**STATED TASK**
Repeat every line of the data exactly, but not the pictures.

**LISTING**

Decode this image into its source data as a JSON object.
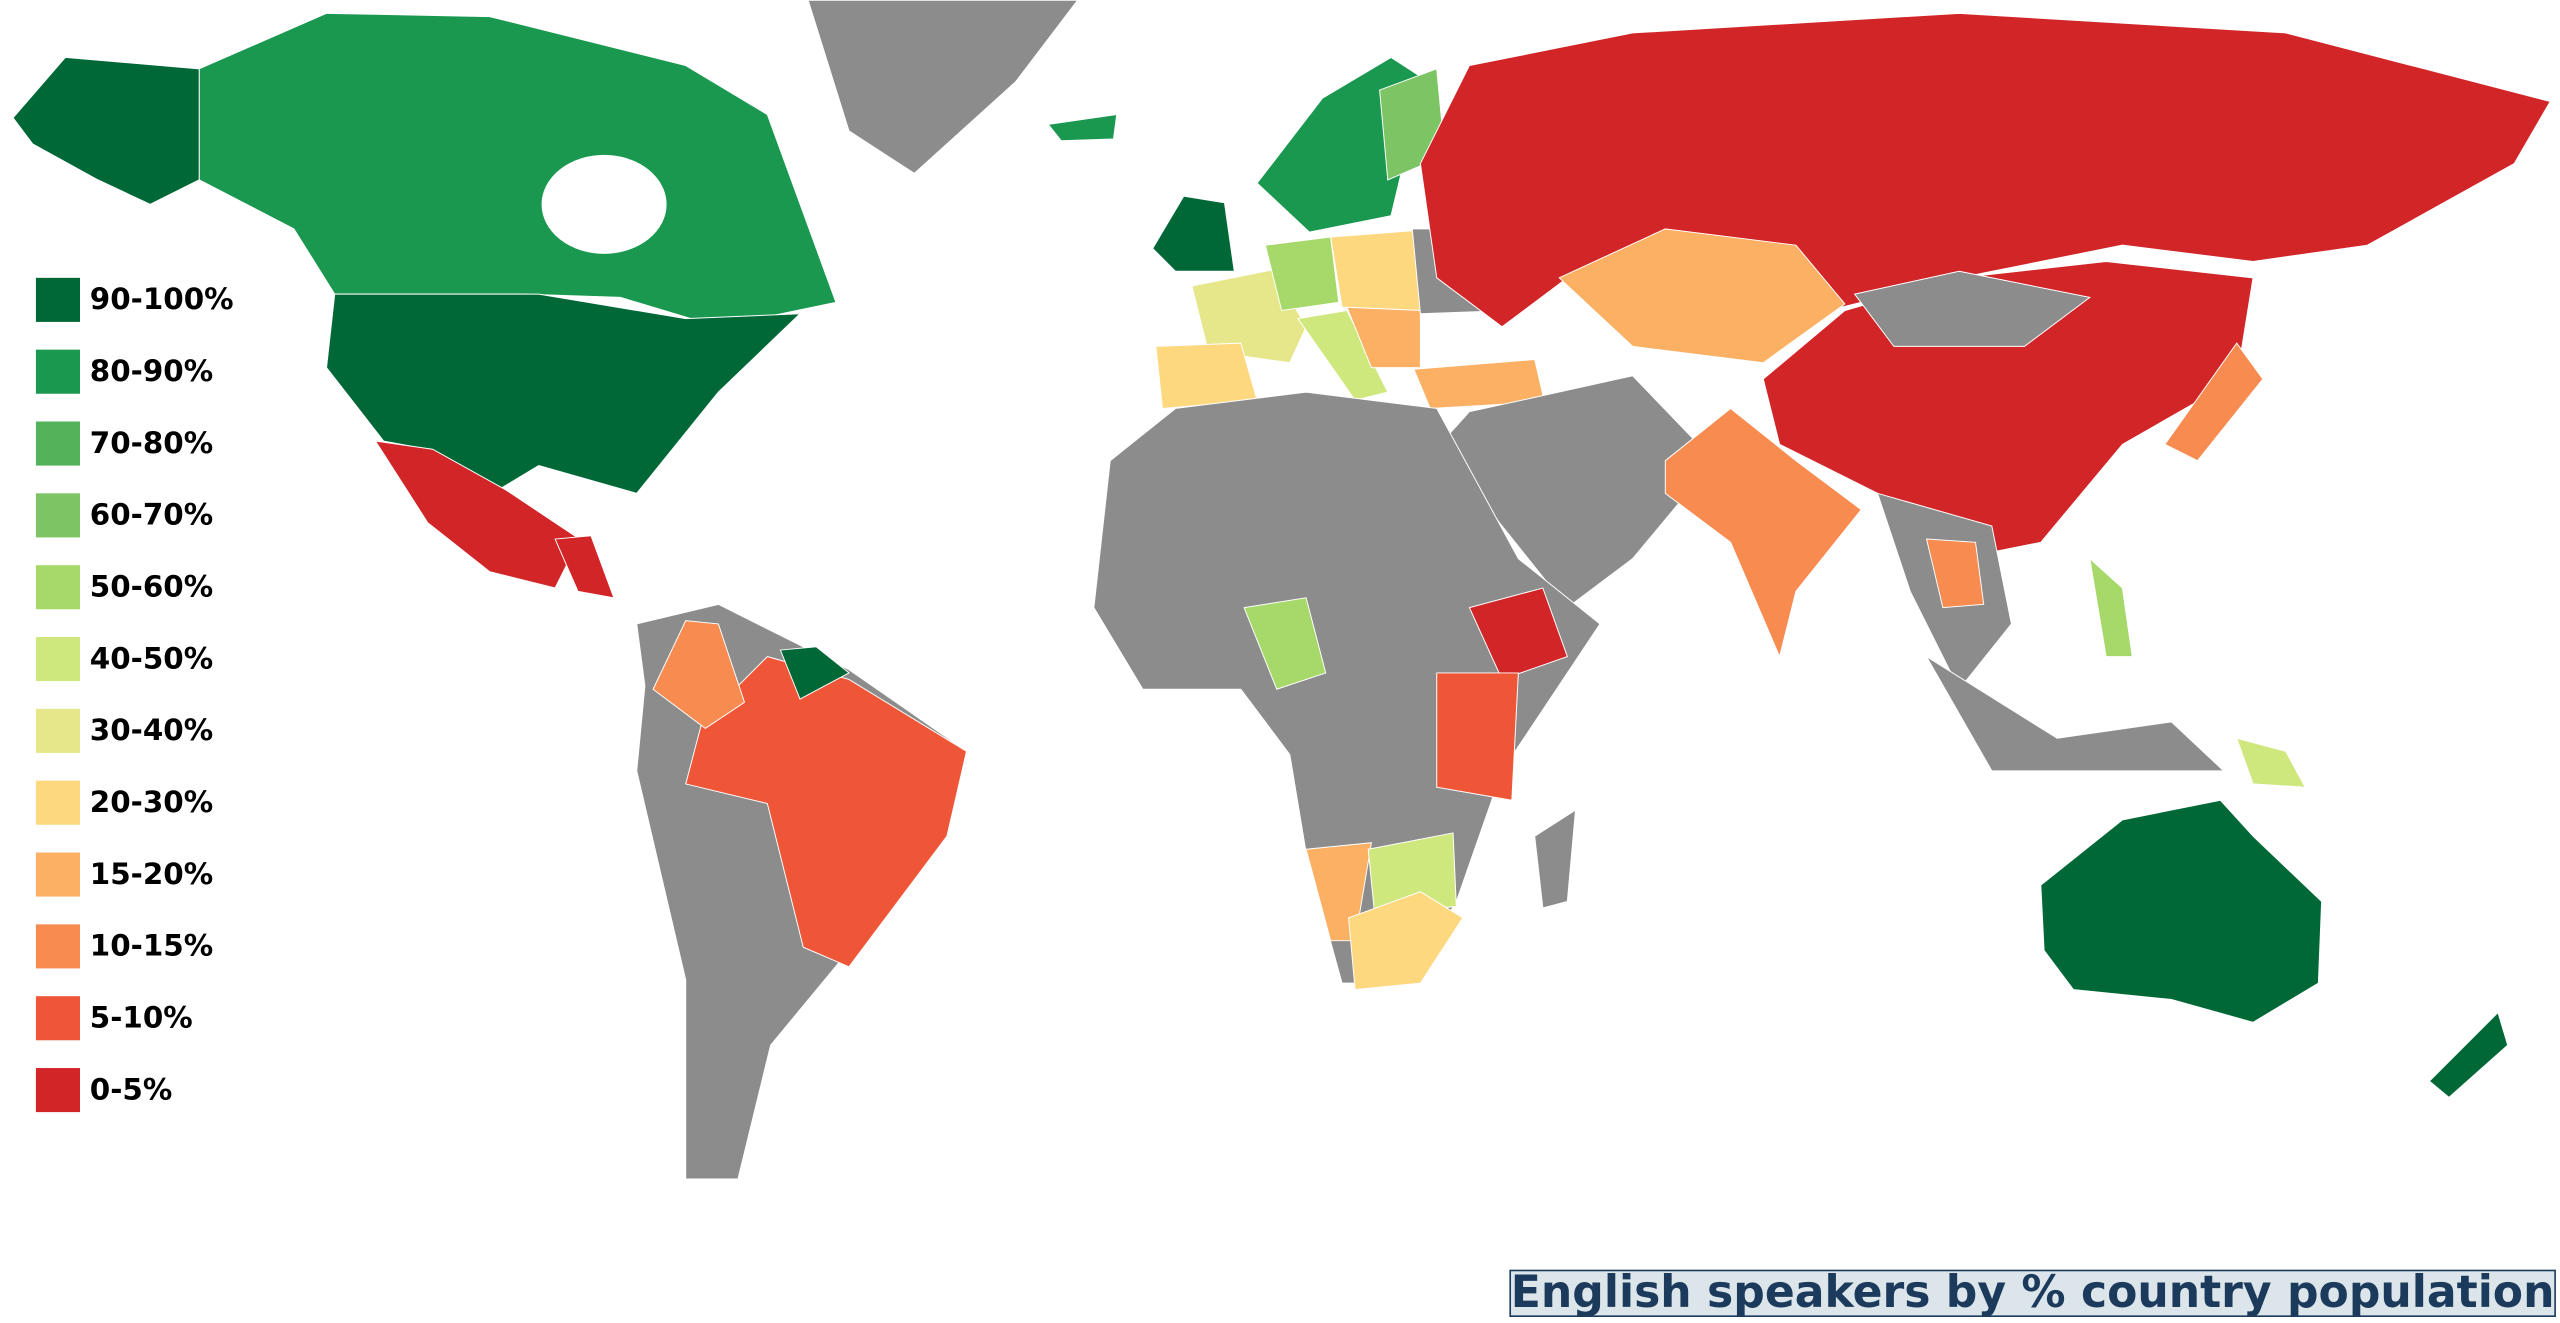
{
  "title": "English speakers by % country population",
  "legend": {
    "items": [
      {
        "label": "90-100%",
        "color": "#006837"
      },
      {
        "label": "80-90%",
        "color": "#1a9850"
      },
      {
        "label": "70-80%",
        "color": "#52b35b"
      },
      {
        "label": "60-70%",
        "color": "#7dc464"
      },
      {
        "label": "50-60%",
        "color": "#a6d96a"
      },
      {
        "label": "40-50%",
        "color": "#cfe87e"
      },
      {
        "label": "30-40%",
        "color": "#e6e68a"
      },
      {
        "label": "20-30%",
        "color": "#fdd87f"
      },
      {
        "label": "15-20%",
        "color": "#fbb064"
      },
      {
        "label": "10-15%",
        "color": "#f88b4f"
      },
      {
        "label": "5-10%",
        "color": "#ef5638"
      },
      {
        "label": "0-5%",
        "color": "#d22528"
      }
    ]
  }
}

**EXERCISE RESPONSE**
Decode this image into its source data as a JSON object.
{
  "title": "English speakers by % country population",
  "legend": {
    "items": [
      {
        "label": "90-100%",
        "color": "#006837"
      },
      {
        "label": "80-90%",
        "color": "#1a9850"
      },
      {
        "label": "70-80%",
        "color": "#52b35b"
      },
      {
        "label": "60-70%",
        "color": "#7dc464"
      },
      {
        "label": "50-60%",
        "color": "#a6d96a"
      },
      {
        "label": "40-50%",
        "color": "#cfe87e"
      },
      {
        "label": "30-40%",
        "color": "#e6e68a"
      },
      {
        "label": "20-30%",
        "color": "#fdd87f"
      },
      {
        "label": "15-20%",
        "color": "#fbb064"
      },
      {
        "label": "10-15%",
        "color": "#f88b4f"
      },
      {
        "label": "5-10%",
        "color": "#ef5638"
      },
      {
        "label": "0-5%",
        "color": "#d22528"
      }
    ]
  }
}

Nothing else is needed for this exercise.